▶ Aim of the task: Within the material below, find each line bearing the word "Altezza" and present it.

▶ Extracted entries:
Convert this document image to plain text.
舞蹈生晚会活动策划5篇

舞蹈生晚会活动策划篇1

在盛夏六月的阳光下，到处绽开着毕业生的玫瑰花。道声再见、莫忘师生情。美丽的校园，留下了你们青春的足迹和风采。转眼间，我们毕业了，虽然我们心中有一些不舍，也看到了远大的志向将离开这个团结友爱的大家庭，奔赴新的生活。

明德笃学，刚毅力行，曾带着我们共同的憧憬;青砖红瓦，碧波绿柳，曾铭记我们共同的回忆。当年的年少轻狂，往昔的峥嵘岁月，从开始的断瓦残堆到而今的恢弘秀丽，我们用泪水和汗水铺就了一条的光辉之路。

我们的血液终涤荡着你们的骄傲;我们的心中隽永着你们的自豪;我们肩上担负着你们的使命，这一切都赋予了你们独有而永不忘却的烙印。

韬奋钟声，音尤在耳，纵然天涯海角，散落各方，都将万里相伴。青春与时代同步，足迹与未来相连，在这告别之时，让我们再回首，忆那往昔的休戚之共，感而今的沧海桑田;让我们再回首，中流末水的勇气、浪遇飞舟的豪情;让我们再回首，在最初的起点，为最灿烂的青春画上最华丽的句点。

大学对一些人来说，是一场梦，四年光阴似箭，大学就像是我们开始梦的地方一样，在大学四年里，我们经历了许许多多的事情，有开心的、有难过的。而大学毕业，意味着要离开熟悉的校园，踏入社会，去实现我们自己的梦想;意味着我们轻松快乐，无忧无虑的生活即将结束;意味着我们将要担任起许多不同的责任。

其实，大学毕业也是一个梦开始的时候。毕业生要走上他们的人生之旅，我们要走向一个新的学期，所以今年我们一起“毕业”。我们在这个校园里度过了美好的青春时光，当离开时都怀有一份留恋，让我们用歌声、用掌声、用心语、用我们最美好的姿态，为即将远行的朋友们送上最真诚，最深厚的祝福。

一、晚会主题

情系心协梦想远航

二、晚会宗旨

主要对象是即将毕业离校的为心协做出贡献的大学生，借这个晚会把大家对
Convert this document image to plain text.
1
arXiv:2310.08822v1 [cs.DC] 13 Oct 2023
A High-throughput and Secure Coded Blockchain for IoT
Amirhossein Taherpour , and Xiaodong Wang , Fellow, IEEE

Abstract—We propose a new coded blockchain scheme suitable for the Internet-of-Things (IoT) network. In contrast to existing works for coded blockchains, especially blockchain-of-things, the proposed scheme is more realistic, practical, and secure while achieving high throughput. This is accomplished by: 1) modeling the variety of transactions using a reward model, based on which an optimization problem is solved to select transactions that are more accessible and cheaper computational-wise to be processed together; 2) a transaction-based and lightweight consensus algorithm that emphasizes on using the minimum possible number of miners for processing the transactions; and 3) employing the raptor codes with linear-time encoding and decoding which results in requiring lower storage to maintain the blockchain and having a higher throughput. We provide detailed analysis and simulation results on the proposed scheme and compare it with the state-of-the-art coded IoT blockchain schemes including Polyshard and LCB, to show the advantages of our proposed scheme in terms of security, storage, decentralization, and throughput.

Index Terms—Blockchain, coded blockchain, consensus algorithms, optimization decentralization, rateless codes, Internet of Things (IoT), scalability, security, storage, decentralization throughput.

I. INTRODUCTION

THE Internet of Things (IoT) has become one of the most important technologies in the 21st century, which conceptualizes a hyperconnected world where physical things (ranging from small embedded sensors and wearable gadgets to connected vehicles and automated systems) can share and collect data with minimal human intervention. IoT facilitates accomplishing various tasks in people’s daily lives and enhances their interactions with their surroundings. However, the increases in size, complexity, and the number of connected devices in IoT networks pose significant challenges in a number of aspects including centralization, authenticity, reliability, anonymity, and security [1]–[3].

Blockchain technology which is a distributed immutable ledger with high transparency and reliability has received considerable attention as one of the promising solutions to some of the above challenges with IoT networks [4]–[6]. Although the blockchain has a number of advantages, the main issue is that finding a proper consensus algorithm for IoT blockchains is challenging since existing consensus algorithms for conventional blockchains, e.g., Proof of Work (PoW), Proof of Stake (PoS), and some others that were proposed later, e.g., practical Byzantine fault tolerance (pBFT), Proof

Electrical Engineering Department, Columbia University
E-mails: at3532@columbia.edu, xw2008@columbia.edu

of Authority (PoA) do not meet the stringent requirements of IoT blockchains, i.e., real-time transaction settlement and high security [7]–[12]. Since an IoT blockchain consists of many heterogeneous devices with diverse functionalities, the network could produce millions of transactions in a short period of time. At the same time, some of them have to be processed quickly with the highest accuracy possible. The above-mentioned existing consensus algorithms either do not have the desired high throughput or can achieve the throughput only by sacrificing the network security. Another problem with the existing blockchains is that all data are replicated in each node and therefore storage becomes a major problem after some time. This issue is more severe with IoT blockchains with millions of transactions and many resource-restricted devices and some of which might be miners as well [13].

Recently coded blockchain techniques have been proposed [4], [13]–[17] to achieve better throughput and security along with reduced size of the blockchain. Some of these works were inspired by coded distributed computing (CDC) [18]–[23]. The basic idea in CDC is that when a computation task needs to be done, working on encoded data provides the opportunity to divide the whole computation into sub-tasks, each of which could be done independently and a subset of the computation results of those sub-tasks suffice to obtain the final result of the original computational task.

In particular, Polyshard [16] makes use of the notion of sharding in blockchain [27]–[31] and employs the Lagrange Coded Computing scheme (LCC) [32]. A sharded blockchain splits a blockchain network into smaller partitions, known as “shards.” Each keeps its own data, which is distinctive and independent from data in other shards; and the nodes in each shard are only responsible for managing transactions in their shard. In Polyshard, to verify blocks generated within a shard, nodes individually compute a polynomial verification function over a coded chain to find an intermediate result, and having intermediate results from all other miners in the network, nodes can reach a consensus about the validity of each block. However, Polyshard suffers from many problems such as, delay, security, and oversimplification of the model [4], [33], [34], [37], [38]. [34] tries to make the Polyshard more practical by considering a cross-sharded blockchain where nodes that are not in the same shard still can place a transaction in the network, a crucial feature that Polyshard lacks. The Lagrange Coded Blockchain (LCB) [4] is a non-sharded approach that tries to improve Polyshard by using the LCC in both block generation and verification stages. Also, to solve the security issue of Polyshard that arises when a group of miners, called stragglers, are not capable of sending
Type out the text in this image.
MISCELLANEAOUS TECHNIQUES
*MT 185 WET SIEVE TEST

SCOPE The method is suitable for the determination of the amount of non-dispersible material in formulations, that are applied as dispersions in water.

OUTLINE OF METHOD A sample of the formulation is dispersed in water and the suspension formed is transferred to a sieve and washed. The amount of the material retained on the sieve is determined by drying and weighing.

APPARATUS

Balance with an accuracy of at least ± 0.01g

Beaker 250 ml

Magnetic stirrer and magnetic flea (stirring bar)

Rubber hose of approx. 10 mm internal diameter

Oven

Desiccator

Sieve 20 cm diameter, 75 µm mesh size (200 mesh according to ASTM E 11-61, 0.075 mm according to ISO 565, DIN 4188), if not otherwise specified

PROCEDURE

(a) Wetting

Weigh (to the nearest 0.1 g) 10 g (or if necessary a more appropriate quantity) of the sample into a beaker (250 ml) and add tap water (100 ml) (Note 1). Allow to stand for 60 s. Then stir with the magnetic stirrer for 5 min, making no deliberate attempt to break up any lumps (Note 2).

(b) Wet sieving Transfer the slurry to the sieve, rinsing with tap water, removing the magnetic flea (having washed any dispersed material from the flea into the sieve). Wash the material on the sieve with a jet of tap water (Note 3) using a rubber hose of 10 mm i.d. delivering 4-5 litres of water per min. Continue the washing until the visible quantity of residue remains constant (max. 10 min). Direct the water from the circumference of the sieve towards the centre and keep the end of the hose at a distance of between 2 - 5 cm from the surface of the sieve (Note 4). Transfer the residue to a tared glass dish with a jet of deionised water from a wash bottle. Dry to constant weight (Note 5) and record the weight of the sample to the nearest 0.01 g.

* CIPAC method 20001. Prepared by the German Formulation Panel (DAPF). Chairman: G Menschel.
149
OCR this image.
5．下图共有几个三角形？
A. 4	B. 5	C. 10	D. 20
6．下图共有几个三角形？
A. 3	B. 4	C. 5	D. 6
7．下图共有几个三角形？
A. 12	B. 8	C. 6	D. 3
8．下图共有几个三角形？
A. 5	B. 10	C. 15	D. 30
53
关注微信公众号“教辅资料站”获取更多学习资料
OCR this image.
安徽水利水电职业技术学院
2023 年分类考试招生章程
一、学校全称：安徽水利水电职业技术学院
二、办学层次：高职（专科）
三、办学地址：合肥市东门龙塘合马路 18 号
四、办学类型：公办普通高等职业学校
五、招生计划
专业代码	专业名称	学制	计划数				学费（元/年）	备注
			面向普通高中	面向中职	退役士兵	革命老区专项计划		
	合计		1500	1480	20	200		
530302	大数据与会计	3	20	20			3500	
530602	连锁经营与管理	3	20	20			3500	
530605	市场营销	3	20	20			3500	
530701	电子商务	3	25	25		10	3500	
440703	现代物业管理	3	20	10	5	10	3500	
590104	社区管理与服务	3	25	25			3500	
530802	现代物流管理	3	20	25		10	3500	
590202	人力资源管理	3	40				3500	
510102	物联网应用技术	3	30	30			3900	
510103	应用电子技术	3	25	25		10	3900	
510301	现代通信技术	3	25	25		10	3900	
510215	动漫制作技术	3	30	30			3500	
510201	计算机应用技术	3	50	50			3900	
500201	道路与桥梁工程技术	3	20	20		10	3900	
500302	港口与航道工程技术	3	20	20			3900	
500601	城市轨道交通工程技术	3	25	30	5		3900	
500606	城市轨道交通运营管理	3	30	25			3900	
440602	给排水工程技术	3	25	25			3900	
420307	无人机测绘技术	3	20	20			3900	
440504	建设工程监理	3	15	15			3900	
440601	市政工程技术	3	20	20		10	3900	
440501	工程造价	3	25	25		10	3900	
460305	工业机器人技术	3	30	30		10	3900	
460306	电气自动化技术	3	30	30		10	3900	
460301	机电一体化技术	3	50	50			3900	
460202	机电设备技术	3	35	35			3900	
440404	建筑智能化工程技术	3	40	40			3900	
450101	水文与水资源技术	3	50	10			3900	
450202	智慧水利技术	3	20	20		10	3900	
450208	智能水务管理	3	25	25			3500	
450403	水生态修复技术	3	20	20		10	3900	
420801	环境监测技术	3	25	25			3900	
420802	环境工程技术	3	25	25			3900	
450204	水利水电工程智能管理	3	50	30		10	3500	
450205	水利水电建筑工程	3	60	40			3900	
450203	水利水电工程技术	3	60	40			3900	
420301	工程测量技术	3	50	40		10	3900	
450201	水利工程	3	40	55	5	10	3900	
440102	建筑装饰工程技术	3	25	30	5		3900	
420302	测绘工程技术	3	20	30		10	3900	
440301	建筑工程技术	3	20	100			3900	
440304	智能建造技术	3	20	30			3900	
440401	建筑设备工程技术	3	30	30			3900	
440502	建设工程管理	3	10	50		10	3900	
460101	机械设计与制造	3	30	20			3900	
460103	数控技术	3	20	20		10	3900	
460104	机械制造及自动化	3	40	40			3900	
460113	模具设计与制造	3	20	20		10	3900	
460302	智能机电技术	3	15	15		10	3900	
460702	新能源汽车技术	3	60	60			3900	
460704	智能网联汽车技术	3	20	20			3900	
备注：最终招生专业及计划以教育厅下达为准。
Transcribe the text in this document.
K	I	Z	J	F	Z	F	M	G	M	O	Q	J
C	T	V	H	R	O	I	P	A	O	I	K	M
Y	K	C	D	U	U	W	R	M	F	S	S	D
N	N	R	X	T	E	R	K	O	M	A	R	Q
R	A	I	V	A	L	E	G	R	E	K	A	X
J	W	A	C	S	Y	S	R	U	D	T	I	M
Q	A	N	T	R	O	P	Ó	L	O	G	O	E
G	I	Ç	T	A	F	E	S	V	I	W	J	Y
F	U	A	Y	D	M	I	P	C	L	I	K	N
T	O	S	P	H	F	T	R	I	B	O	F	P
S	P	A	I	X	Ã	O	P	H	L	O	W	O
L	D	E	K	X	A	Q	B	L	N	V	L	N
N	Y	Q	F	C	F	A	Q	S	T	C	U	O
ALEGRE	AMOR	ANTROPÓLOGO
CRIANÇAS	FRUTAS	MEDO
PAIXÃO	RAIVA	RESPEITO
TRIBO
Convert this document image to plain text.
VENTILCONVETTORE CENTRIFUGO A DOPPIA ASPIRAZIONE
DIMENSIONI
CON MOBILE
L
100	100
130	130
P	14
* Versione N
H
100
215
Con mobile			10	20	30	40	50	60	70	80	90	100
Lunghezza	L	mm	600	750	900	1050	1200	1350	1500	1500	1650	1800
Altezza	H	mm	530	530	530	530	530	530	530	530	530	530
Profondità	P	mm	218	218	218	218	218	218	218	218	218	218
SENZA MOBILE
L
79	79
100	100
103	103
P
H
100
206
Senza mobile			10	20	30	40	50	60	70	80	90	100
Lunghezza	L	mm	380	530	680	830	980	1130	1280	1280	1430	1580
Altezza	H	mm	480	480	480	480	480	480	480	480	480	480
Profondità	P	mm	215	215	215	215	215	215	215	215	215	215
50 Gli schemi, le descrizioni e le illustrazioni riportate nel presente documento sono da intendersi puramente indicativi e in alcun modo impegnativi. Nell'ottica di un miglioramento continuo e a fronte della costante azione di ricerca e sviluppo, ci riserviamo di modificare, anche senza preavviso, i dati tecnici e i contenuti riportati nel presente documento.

▶ Solution for this problem:
Altezza	H	mm	530	530	530	530	530	530	530	530	530	530
Altezza	H	mm	480	480	480	480	480	480	480	480	480	480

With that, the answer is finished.